• [Exercise description]: In your copy, include every line of the listing below exactly but none of the pictures.

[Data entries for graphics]
----------------
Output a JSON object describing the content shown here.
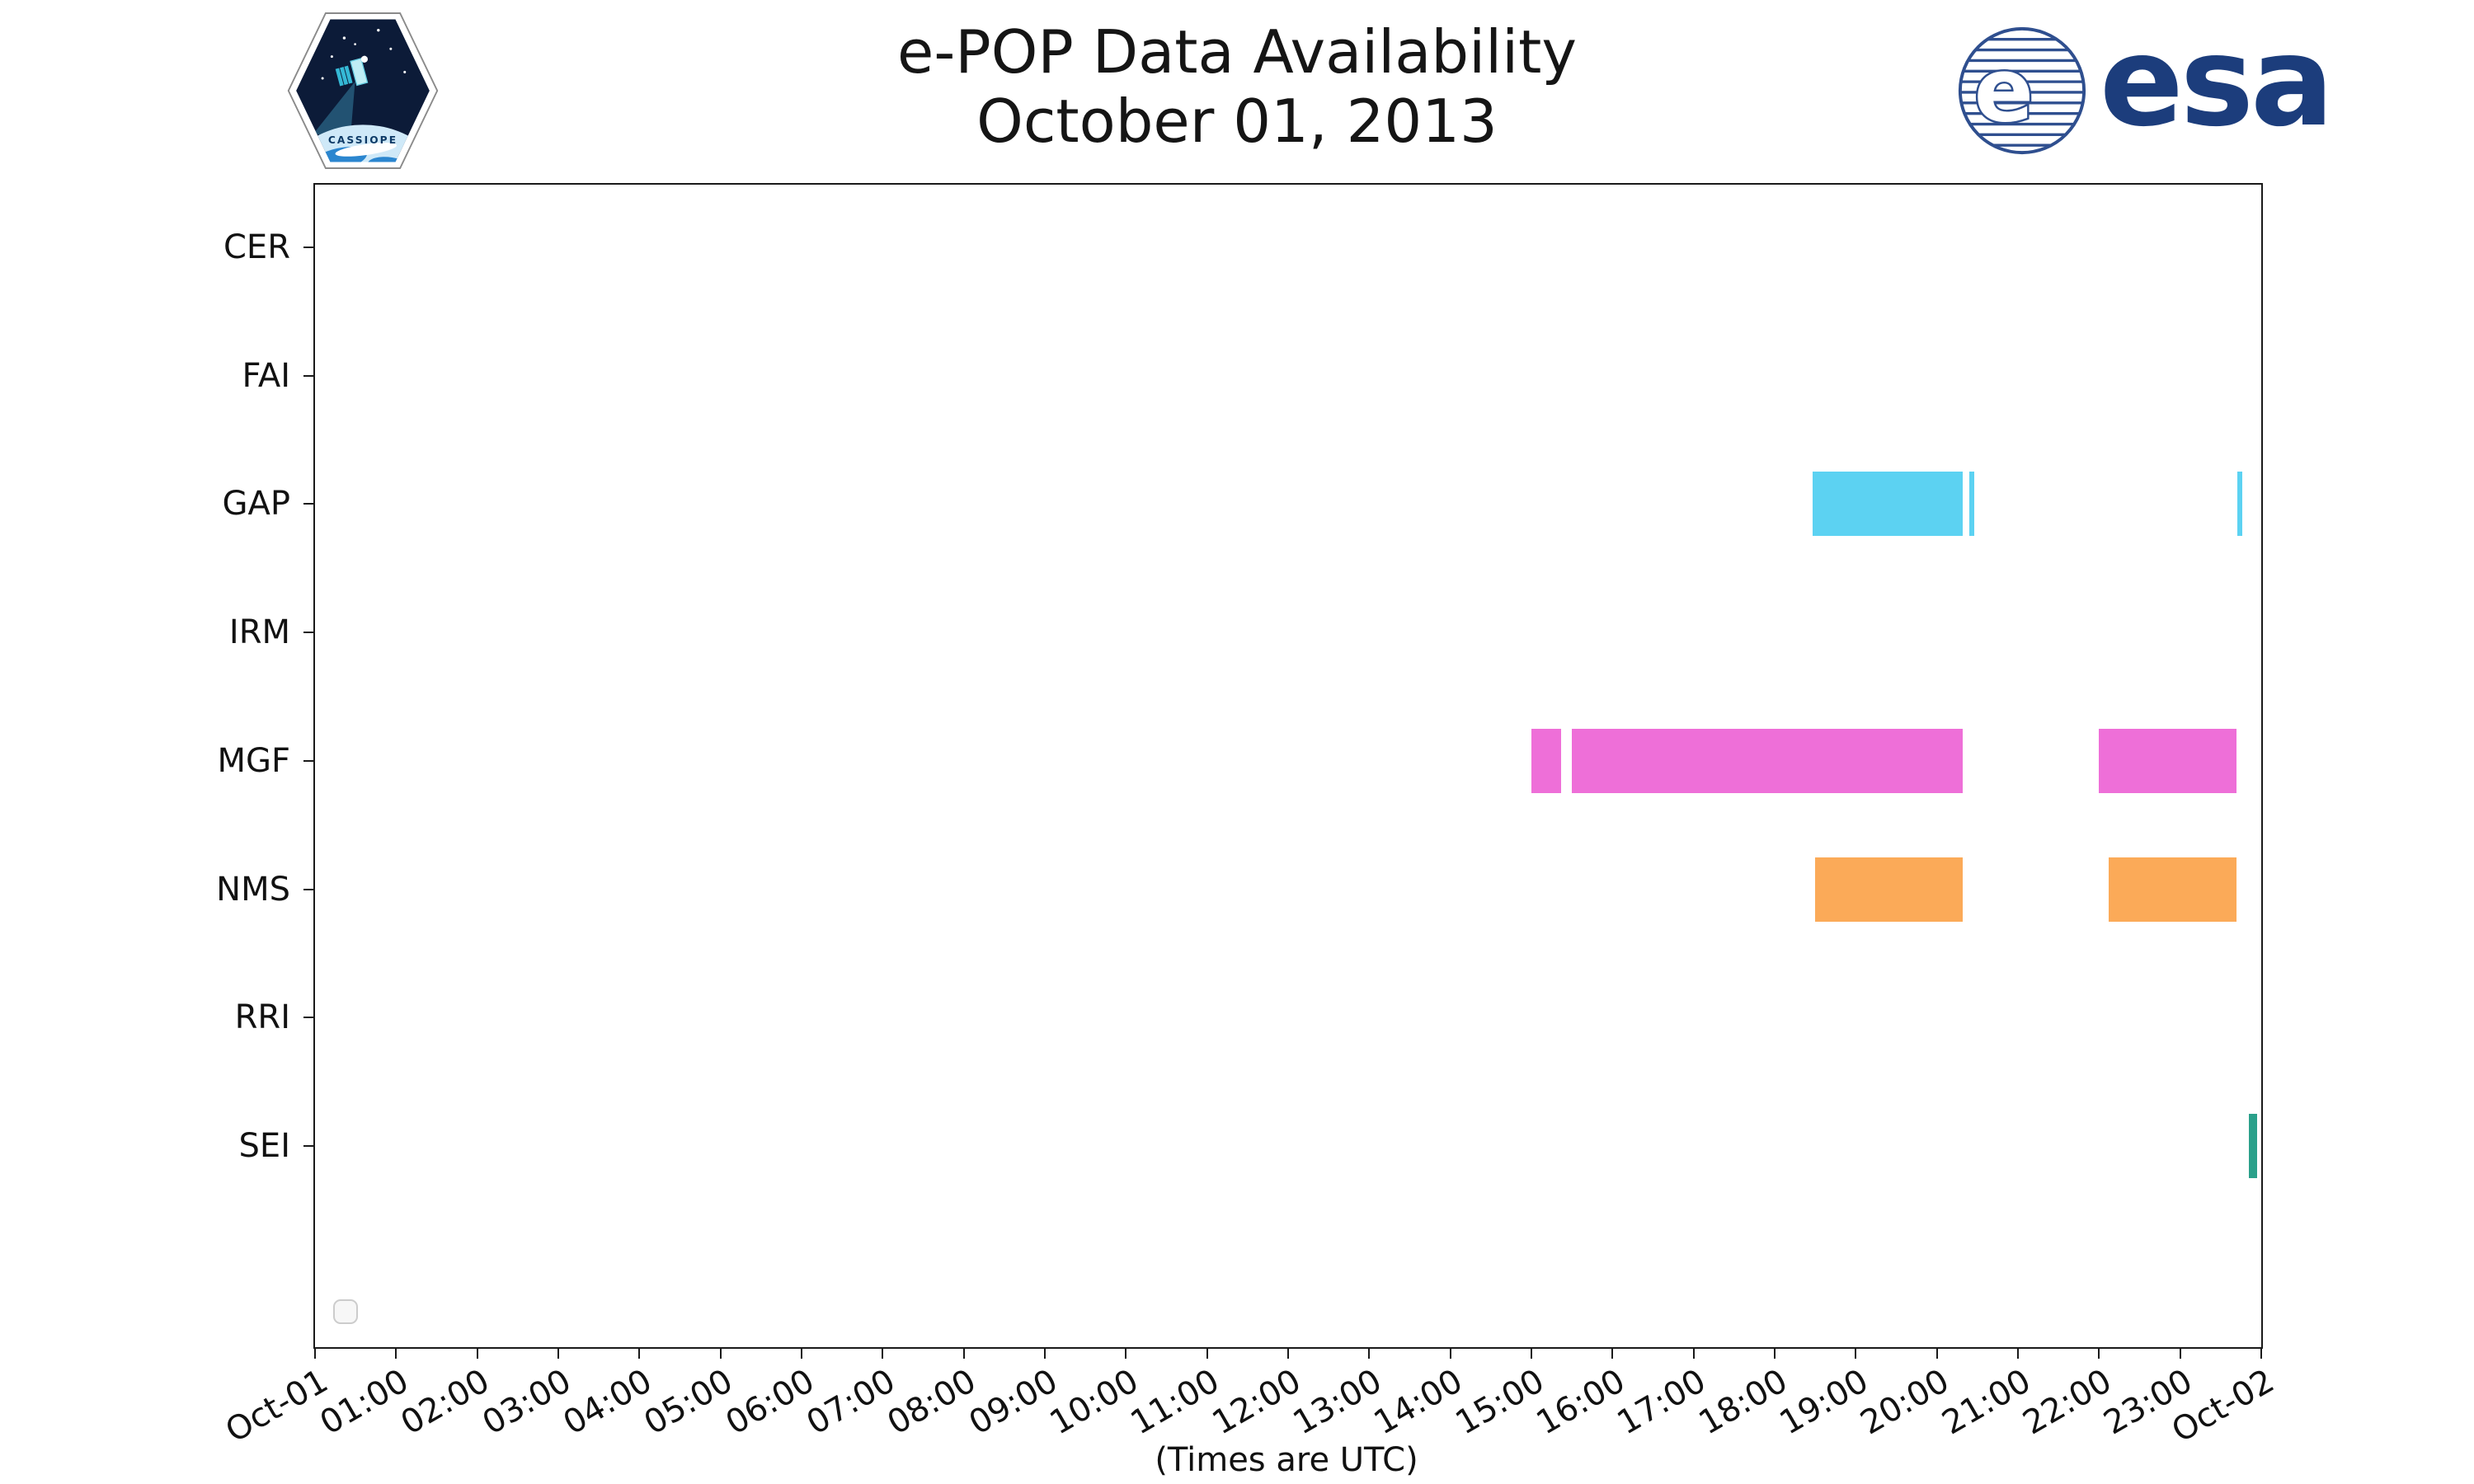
{
  "logos": {
    "cassiope_text": "CASSIOPE",
    "esa_text": "esa",
    "esa_blue": "#1c3d7c"
  },
  "chart_data": {
    "type": "timeline",
    "title": "e-POP Data Availability",
    "subtitle": "October 01, 2013",
    "xlabel": "(Times are UTC)",
    "x_axis": {
      "start_hour": 0,
      "end_hour": 24,
      "tick_interval_hours": 1
    },
    "x_tick_labels": [
      "Oct-01",
      "01:00",
      "02:00",
      "03:00",
      "04:00",
      "05:00",
      "06:00",
      "07:00",
      "08:00",
      "09:00",
      "10:00",
      "11:00",
      "12:00",
      "13:00",
      "14:00",
      "15:00",
      "16:00",
      "17:00",
      "18:00",
      "19:00",
      "20:00",
      "21:00",
      "22:00",
      "23:00",
      "Oct-02"
    ],
    "rows": [
      "CER",
      "FAI",
      "GAP",
      "IRM",
      "MGF",
      "NMS",
      "RRI",
      "SEI"
    ],
    "series": [
      {
        "row": "GAP",
        "color": "#5cd2f2",
        "intervals_hours": [
          [
            18.47,
            20.32
          ],
          [
            20.4,
            20.46
          ],
          [
            23.7,
            23.77
          ]
        ]
      },
      {
        "row": "MGF",
        "color": "#ee6fd8",
        "intervals_hours": [
          [
            15.0,
            15.37
          ],
          [
            15.5,
            20.32
          ],
          [
            22.0,
            23.7
          ]
        ]
      },
      {
        "row": "NMS",
        "color": "#fbaa58",
        "intervals_hours": [
          [
            18.5,
            20.32
          ],
          [
            22.12,
            23.7
          ]
        ]
      },
      {
        "row": "SEI",
        "color": "#2aa08a",
        "intervals_hours": [
          [
            23.85,
            23.95
          ]
        ]
      }
    ],
    "grid": false,
    "legend": "empty box, bottom-left inside plot"
  }
}
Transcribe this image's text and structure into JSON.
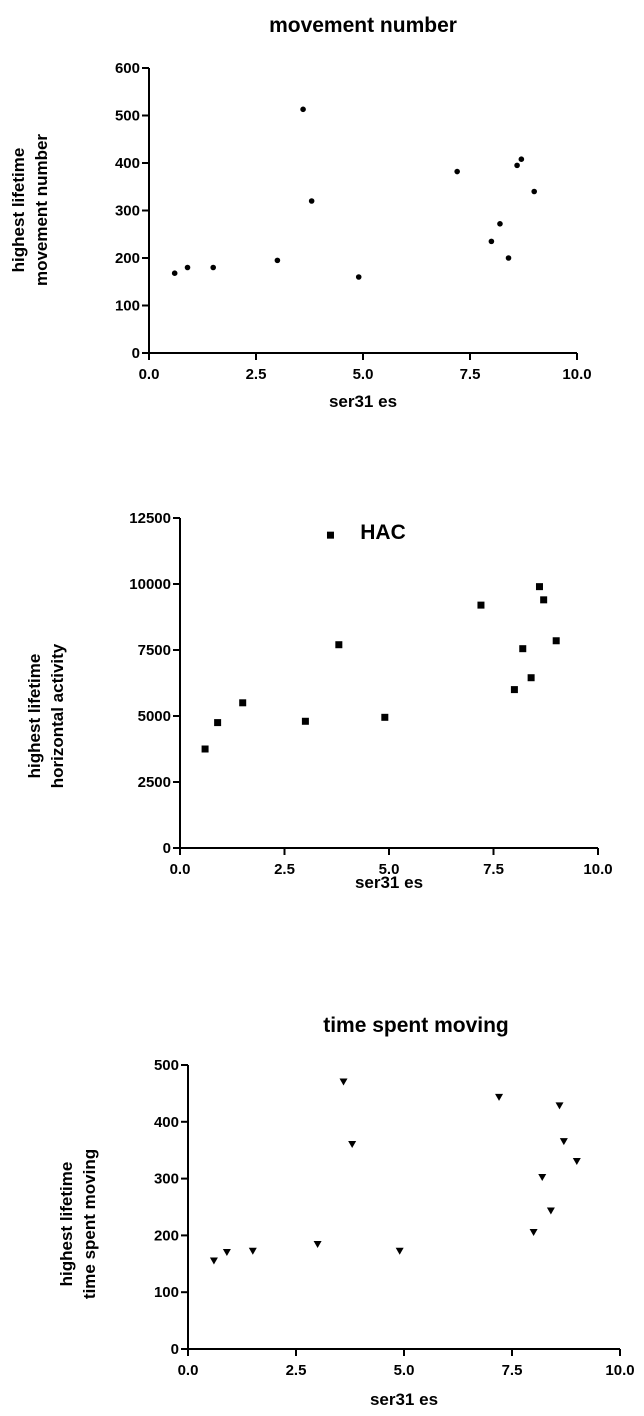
{
  "chart_data": [
    {
      "type": "scatter",
      "title": "movement number",
      "xlabel": "ser31 es",
      "ylabel": [
        "highest lifetime",
        "movement number"
      ],
      "xlim": [
        0,
        10
      ],
      "ylim": [
        0,
        600
      ],
      "xticks": [
        "0.0",
        "2.5",
        "5.0",
        "7.5",
        "10.0"
      ],
      "yticks": [
        "0",
        "100",
        "200",
        "300",
        "400",
        "500",
        "600"
      ],
      "xtick_values": [
        0,
        2.5,
        5,
        7.5,
        10
      ],
      "ytick_values": [
        0,
        100,
        200,
        300,
        400,
        500,
        600
      ],
      "marker": "circle",
      "color": "#000000",
      "series": [
        {
          "x": [
            0.6,
            0.9,
            1.5,
            3.0,
            3.6,
            3.8,
            4.9,
            7.2,
            8.0,
            8.2,
            8.4,
            8.6,
            8.7,
            9.0
          ],
          "y": [
            168,
            180,
            180,
            195,
            513,
            320,
            160,
            382,
            235,
            272,
            200,
            395,
            408,
            340
          ]
        }
      ]
    },
    {
      "type": "scatter",
      "title": "HAC",
      "xlabel": "ser31 es",
      "ylabel": [
        "highest lifetime",
        "horizontal activity"
      ],
      "xlim": [
        0,
        10
      ],
      "ylim": [
        0,
        12500
      ],
      "xticks": [
        "0.0",
        "2.5",
        "5.0",
        "7.5",
        "10.0"
      ],
      "yticks": [
        "0",
        "2500",
        "5000",
        "7500",
        "10000",
        "12500"
      ],
      "xtick_values": [
        0,
        2.5,
        5,
        7.5,
        10
      ],
      "ytick_values": [
        0,
        2500,
        5000,
        7500,
        10000,
        12500
      ],
      "marker": "square",
      "color": "#000000",
      "series": [
        {
          "x": [
            0.6,
            0.9,
            1.5,
            3.0,
            3.6,
            3.8,
            4.9,
            7.2,
            8.0,
            8.2,
            8.4,
            8.6,
            8.7,
            9.0
          ],
          "y": [
            3750,
            4750,
            5500,
            4800,
            11850,
            7700,
            4950,
            9200,
            6000,
            7550,
            6450,
            9900,
            9400,
            7850
          ]
        }
      ]
    },
    {
      "type": "scatter",
      "title": "time spent moving",
      "xlabel": "ser31 es",
      "ylabel": [
        "highest lifetime",
        "time spent moving"
      ],
      "xlim": [
        0,
        10
      ],
      "ylim": [
        0,
        500
      ],
      "xticks": [
        "0.0",
        "2.5",
        "5.0",
        "7.5",
        "10.0"
      ],
      "yticks": [
        "0",
        "100",
        "200",
        "300",
        "400",
        "500"
      ],
      "xtick_values": [
        0,
        2.5,
        5,
        7.5,
        10
      ],
      "ytick_values": [
        0,
        100,
        200,
        300,
        400,
        500
      ],
      "marker": "triangle-down",
      "color": "#000000",
      "series": [
        {
          "x": [
            0.6,
            0.9,
            1.5,
            3.0,
            3.6,
            3.8,
            4.9,
            7.2,
            8.0,
            8.2,
            8.4,
            8.6,
            8.7,
            9.0
          ],
          "y": [
            155,
            170,
            172,
            184,
            470,
            360,
            172,
            443,
            205,
            302,
            243,
            428,
            365,
            330
          ]
        }
      ]
    }
  ]
}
----------------
• [Expected answer]:
Output a JSON object describing the content shown here.
{
  "logos": {
    "cassiope_text": "CASSIOPE",
    "esa_text": "esa",
    "esa_blue": "#1c3d7c"
  },
  "chart_data": {
    "type": "timeline",
    "title": "e-POP Data Availability",
    "subtitle": "October 01, 2013",
    "xlabel": "(Times are UTC)",
    "x_axis": {
      "start_hour": 0,
      "end_hour": 24,
      "tick_interval_hours": 1
    },
    "x_tick_labels": [
      "Oct-01",
      "01:00",
      "02:00",
      "03:00",
      "04:00",
      "05:00",
      "06:00",
      "07:00",
      "08:00",
      "09:00",
      "10:00",
      "11:00",
      "12:00",
      "13:00",
      "14:00",
      "15:00",
      "16:00",
      "17:00",
      "18:00",
      "19:00",
      "20:00",
      "21:00",
      "22:00",
      "23:00",
      "Oct-02"
    ],
    "rows": [
      "CER",
      "FAI",
      "GAP",
      "IRM",
      "MGF",
      "NMS",
      "RRI",
      "SEI"
    ],
    "series": [
      {
        "row": "GAP",
        "color": "#5cd2f2",
        "intervals_hours": [
          [
            18.47,
            20.32
          ],
          [
            20.4,
            20.46
          ],
          [
            23.7,
            23.77
          ]
        ]
      },
      {
        "row": "MGF",
        "color": "#ee6fd8",
        "intervals_hours": [
          [
            15.0,
            15.37
          ],
          [
            15.5,
            20.32
          ],
          [
            22.0,
            23.7
          ]
        ]
      },
      {
        "row": "NMS",
        "color": "#fbaa58",
        "intervals_hours": [
          [
            18.5,
            20.32
          ],
          [
            22.12,
            23.7
          ]
        ]
      },
      {
        "row": "SEI",
        "color": "#2aa08a",
        "intervals_hours": [
          [
            23.85,
            23.95
          ]
        ]
      }
    ],
    "grid": false,
    "legend": "empty box, bottom-left inside plot"
  }
}
Transcribe this image's text and structure into JSON.
{
  "chart_data": [
    {
      "type": "scatter",
      "title": "movement number",
      "xlabel": "ser31 es",
      "ylabel": [
        "highest lifetime",
        "movement number"
      ],
      "xlim": [
        0,
        10
      ],
      "ylim": [
        0,
        600
      ],
      "xticks": [
        "0.0",
        "2.5",
        "5.0",
        "7.5",
        "10.0"
      ],
      "yticks": [
        "0",
        "100",
        "200",
        "300",
        "400",
        "500",
        "600"
      ],
      "xtick_values": [
        0,
        2.5,
        5,
        7.5,
        10
      ],
      "ytick_values": [
        0,
        100,
        200,
        300,
        400,
        500,
        600
      ],
      "marker": "circle",
      "color": "#000000",
      "series": [
        {
          "x": [
            0.6,
            0.9,
            1.5,
            3.0,
            3.6,
            3.8,
            4.9,
            7.2,
            8.0,
            8.2,
            8.4,
            8.6,
            8.7,
            9.0
          ],
          "y": [
            168,
            180,
            180,
            195,
            513,
            320,
            160,
            382,
            235,
            272,
            200,
            395,
            408,
            340
          ]
        }
      ]
    },
    {
      "type": "scatter",
      "title": "HAC",
      "xlabel": "ser31 es",
      "ylabel": [
        "highest lifetime",
        "horizontal activity"
      ],
      "xlim": [
        0,
        10
      ],
      "ylim": [
        0,
        12500
      ],
      "xticks": [
        "0.0",
        "2.5",
        "5.0",
        "7.5",
        "10.0"
      ],
      "yticks": [
        "0",
        "2500",
        "5000",
        "7500",
        "10000",
        "12500"
      ],
      "xtick_values": [
        0,
        2.5,
        5,
        7.5,
        10
      ],
      "ytick_values": [
        0,
        2500,
        5000,
        7500,
        10000,
        12500
      ],
      "marker": "square",
      "color": "#000000",
      "series": [
        {
          "x": [
            0.6,
            0.9,
            1.5,
            3.0,
            3.6,
            3.8,
            4.9,
            7.2,
            8.0,
            8.2,
            8.4,
            8.6,
            8.7,
            9.0
          ],
          "y": [
            3750,
            4750,
            5500,
            4800,
            11850,
            7700,
            4950,
            9200,
            6000,
            7550,
            6450,
            9900,
            9400,
            7850
          ]
        }
      ]
    },
    {
      "type": "scatter",
      "title": "time spent moving",
      "xlabel": "ser31 es",
      "ylabel": [
        "highest lifetime",
        "time spent moving"
      ],
      "xlim": [
        0,
        10
      ],
      "ylim": [
        0,
        500
      ],
      "xticks": [
        "0.0",
        "2.5",
        "5.0",
        "7.5",
        "10.0"
      ],
      "yticks": [
        "0",
        "100",
        "200",
        "300",
        "400",
        "500"
      ],
      "xtick_values": [
        0,
        2.5,
        5,
        7.5,
        10
      ],
      "ytick_values": [
        0,
        100,
        200,
        300,
        400,
        500
      ],
      "marker": "triangle-down",
      "color": "#000000",
      "series": [
        {
          "x": [
            0.6,
            0.9,
            1.5,
            3.0,
            3.6,
            3.8,
            4.9,
            7.2,
            8.0,
            8.2,
            8.4,
            8.6,
            8.7,
            9.0
          ],
          "y": [
            155,
            170,
            172,
            184,
            470,
            360,
            172,
            443,
            205,
            302,
            243,
            428,
            365,
            330
          ]
        }
      ]
    }
  ]
}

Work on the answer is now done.